** Begin **

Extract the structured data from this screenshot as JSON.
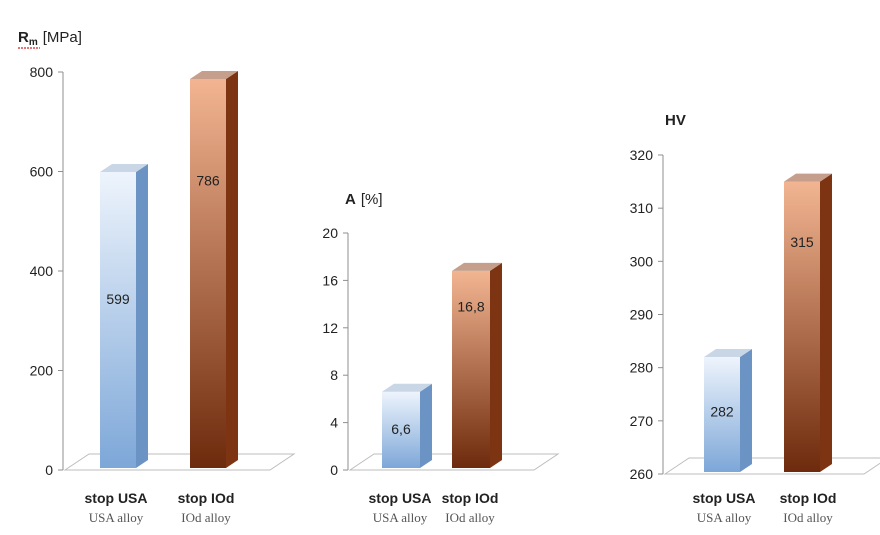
{
  "chart_data": [
    {
      "type": "bar",
      "title": "Rm",
      "title_sub": "m",
      "title_unit": "[MPa]",
      "categories": [
        "stop USA",
        "stop IOd"
      ],
      "subcategories": [
        "USA alloy",
        "IOd alloy"
      ],
      "values": [
        599,
        786
      ],
      "value_labels": [
        "599",
        "786"
      ],
      "ylim": [
        0,
        800
      ],
      "yticks": [
        0,
        200,
        400,
        600,
        800
      ],
      "grid": false,
      "legend": "none"
    },
    {
      "type": "bar",
      "title": "A",
      "title_sub": "",
      "title_unit": "[%]",
      "categories": [
        "stop USA",
        "stop IOd"
      ],
      "subcategories": [
        "USA alloy",
        "IOd alloy"
      ],
      "values": [
        6.6,
        16.8
      ],
      "value_labels": [
        "6,6",
        "16,8"
      ],
      "ylim": [
        0,
        20
      ],
      "yticks": [
        0,
        4,
        8,
        12,
        16,
        20
      ],
      "grid": false,
      "legend": "none"
    },
    {
      "type": "bar",
      "title": "HV",
      "title_sub": "",
      "title_unit": "",
      "categories": [
        "stop USA",
        "stop IOd"
      ],
      "subcategories": [
        "USA alloy",
        "IOd alloy"
      ],
      "values": [
        282,
        315
      ],
      "value_labels": [
        "282",
        "315"
      ],
      "ylim": [
        260,
        320
      ],
      "yticks": [
        260,
        270,
        280,
        290,
        300,
        310,
        320
      ],
      "grid": false,
      "legend": "none"
    }
  ],
  "colors": {
    "usa_light": "#eef4fc",
    "usa_dark": "#7da7d8",
    "iod_light": "#f2b592",
    "iod_dark": "#6e2a0c",
    "axis": "#8f8f8f",
    "title_underline": "#e04848"
  }
}
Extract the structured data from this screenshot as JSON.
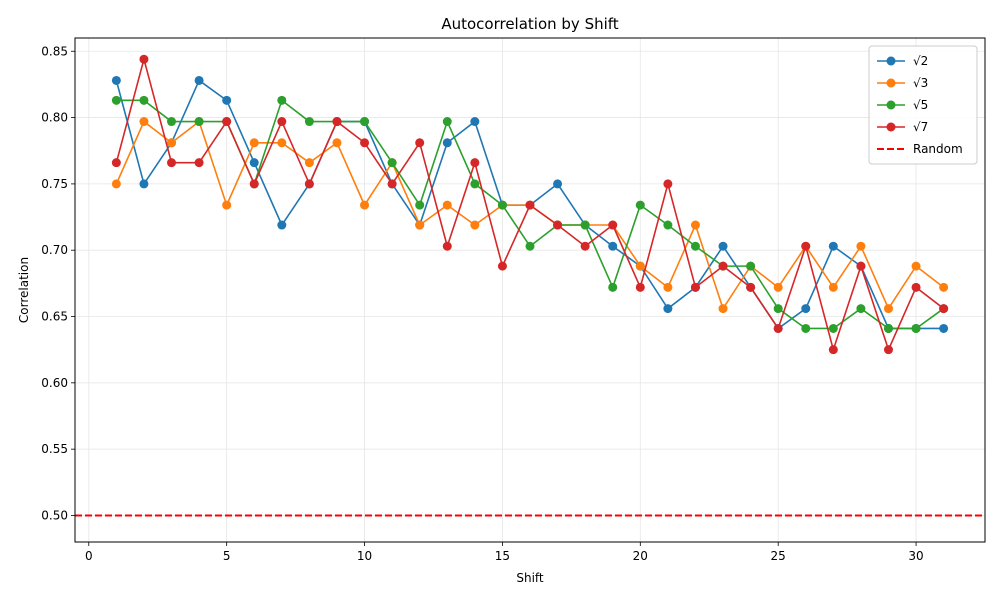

** End **

*GIVEN INSTRUCTION*
The material above must be printed exactly, with its pictures left out.

*SOLUTION TO THIS EXERCISE*
Extract the structured data from this screenshot as JSON.
{
  "chart_data": [
    {
      "type": "bar",
      "title": "Rm",
      "title_sub": "m",
      "title_unit": "[MPa]",
      "categories": [
        "stop USA",
        "stop IOd"
      ],
      "subcategories": [
        "USA alloy",
        "IOd alloy"
      ],
      "values": [
        599,
        786
      ],
      "value_labels": [
        "599",
        "786"
      ],
      "ylim": [
        0,
        800
      ],
      "yticks": [
        0,
        200,
        400,
        600,
        800
      ],
      "grid": false,
      "legend": "none"
    },
    {
      "type": "bar",
      "title": "A",
      "title_sub": "",
      "title_unit": "[%]",
      "categories": [
        "stop USA",
        "stop IOd"
      ],
      "subcategories": [
        "USA alloy",
        "IOd alloy"
      ],
      "values": [
        6.6,
        16.8
      ],
      "value_labels": [
        "6,6",
        "16,8"
      ],
      "ylim": [
        0,
        20
      ],
      "yticks": [
        0,
        4,
        8,
        12,
        16,
        20
      ],
      "grid": false,
      "legend": "none"
    },
    {
      "type": "bar",
      "title": "HV",
      "title_sub": "",
      "title_unit": "",
      "categories": [
        "stop USA",
        "stop IOd"
      ],
      "subcategories": [
        "USA alloy",
        "IOd alloy"
      ],
      "values": [
        282,
        315
      ],
      "value_labels": [
        "282",
        "315"
      ],
      "ylim": [
        260,
        320
      ],
      "yticks": [
        260,
        270,
        280,
        290,
        300,
        310,
        320
      ],
      "grid": false,
      "legend": "none"
    }
  ],
  "colors": {
    "usa_light": "#eef4fc",
    "usa_dark": "#7da7d8",
    "iod_light": "#f2b592",
    "iod_dark": "#6e2a0c",
    "axis": "#8f8f8f",
    "title_underline": "#e04848"
  }
}
Extract the structured data from this screenshot as JSON.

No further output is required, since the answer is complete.